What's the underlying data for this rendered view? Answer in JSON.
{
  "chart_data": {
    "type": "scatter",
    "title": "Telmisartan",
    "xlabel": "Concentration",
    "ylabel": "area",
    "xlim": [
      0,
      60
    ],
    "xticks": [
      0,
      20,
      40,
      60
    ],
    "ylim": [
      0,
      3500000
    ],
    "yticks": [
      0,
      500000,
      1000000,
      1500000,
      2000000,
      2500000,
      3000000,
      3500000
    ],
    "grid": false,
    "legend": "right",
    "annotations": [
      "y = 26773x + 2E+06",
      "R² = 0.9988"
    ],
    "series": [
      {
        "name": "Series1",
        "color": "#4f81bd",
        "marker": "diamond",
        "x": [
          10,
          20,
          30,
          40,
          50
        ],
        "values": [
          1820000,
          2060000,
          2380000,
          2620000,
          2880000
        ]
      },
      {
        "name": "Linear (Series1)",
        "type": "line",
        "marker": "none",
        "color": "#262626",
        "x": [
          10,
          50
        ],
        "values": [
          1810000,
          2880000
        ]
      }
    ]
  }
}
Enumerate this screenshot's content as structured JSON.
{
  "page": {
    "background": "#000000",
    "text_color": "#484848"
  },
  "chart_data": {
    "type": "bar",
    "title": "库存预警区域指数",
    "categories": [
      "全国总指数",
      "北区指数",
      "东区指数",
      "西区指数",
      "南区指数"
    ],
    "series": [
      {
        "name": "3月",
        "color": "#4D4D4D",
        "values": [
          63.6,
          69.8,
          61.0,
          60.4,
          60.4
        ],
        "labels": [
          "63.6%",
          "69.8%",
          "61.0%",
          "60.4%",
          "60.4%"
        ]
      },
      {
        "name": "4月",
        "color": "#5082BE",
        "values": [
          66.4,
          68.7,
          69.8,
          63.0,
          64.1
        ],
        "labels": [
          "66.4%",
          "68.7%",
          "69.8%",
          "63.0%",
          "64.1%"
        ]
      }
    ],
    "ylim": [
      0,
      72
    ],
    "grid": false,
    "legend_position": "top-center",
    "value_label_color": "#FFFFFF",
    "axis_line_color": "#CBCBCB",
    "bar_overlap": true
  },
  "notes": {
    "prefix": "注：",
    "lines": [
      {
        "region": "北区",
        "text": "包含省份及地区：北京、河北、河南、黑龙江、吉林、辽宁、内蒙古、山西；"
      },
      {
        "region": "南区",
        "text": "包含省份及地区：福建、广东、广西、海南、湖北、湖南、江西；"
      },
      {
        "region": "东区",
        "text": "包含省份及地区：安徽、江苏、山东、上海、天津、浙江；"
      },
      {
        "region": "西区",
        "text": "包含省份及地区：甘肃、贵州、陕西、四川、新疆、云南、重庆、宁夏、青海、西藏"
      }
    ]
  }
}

··········

INSTRUCTION: Filter the records down to the lines that contain the string "name", and copy those lines.

SOLUTION:
        "name": "Series1",
        "name": "Linear (Series1)",
        "name": "3月",
        "name": "4月",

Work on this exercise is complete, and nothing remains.